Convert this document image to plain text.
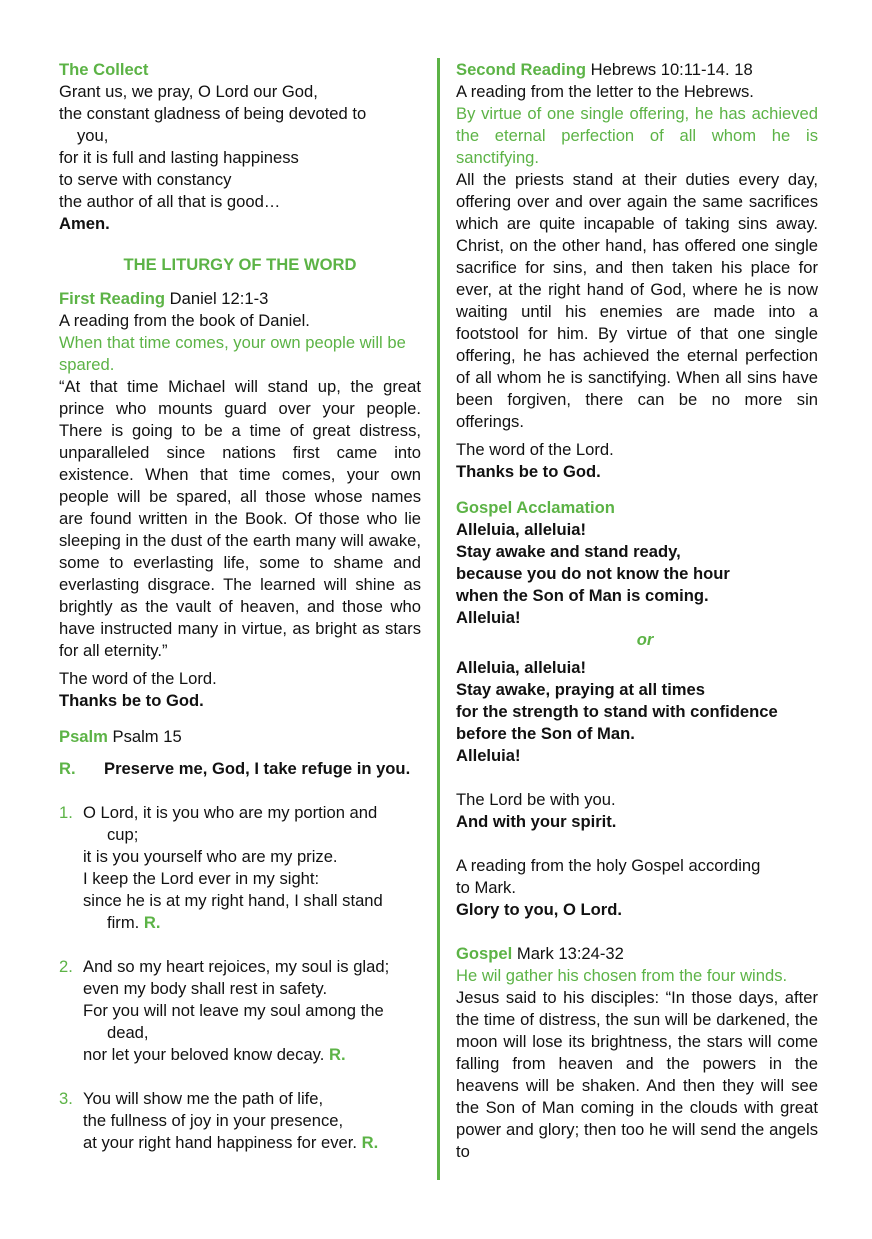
The Collect
Grant us, we pray, O Lord our God,
the constant gladness of being devoted to
you,
for it is full and lasting happiness
to serve with constancy
the author of all that is good…
Amen.
THE LITURGY OF THE WORD
First Reading Daniel 12:1-3
A reading from the book of Daniel.
When that time comes, your own people will be spared.
“At that time Michael will stand up, the great prince who mounts guard over your people. There is going to be a time of great distress, unparalleled since nations first came into existence. When that time comes, your own people will be spared, all those whose names are found written in the Book. Of those who lie sleeping in the dust of the earth many will awake, some to everlasting life, some to shame and everlasting disgrace. The learned will shine as brightly as the vault of heaven, and those who have instructed many in virtue, as bright as stars for all eternity.”
The word of the Lord.
Thanks be to God.
Psalm Psalm 15
R.	Preserve me, God, I take refuge in you.
1. O Lord, it is you who are my portion and
cup;
it is you yourself who are my prize.
I keep the Lord ever in my sight:
since he is at my right hand, I shall stand
firm. R.
2. And so my heart rejoices, my soul is glad;
even my body shall rest in safety.
For you will not leave my soul among the
dead,
nor let your beloved know decay. R.
3. You will show me the path of life,
the fullness of joy in your presence,
at your right hand happiness for ever. R.
Second Reading Hebrews 10:11-14. 18
A reading from the letter to the Hebrews.
By virtue of one single offering, he has achieved the eternal perfection of all whom he is sanctifying.
All the priests stand at their duties every day, offering over and over again the same sacrifices which are quite incapable of taking sins away. Christ, on the other hand, has offered one single sacrifice for sins, and then taken his place for ever, at the right hand of God, where he is now waiting until his enemies are made into a footstool for him. By virtue of that one single offering, he has achieved the eternal perfection of all whom he is sanctifying. When all sins have been forgiven, there can be no more sin offerings.
The word of the Lord.
Thanks be to God.
Gospel Acclamation
Alleluia, alleluia!
Stay awake and stand ready,
because you do not know the hour
when the Son of Man is coming.
Alleluia!
or
Alleluia, alleluia!
Stay awake, praying at all times
for the strength to stand with confidence
before the Son of Man.
Alleluia!
The Lord be with you.
And with your spirit.
A reading from the holy Gospel according
to Mark.
Glory to you, O Lord.
Gospel Mark 13:24-32
He wil gather his chosen from the four winds.
Jesus said to his disciples: “In those days, after the time of distress, the sun will be darkened, the moon will lose its brightness, the stars will come falling from heaven and the powers in the heavens will be shaken. And then they will see the Son of Man coming in the clouds with great power and glory; then too he will send the angels to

- _Aim_:
Read the data above and count the lines that include "heaven". Answer only with the count.

- _Exercise answer_:
2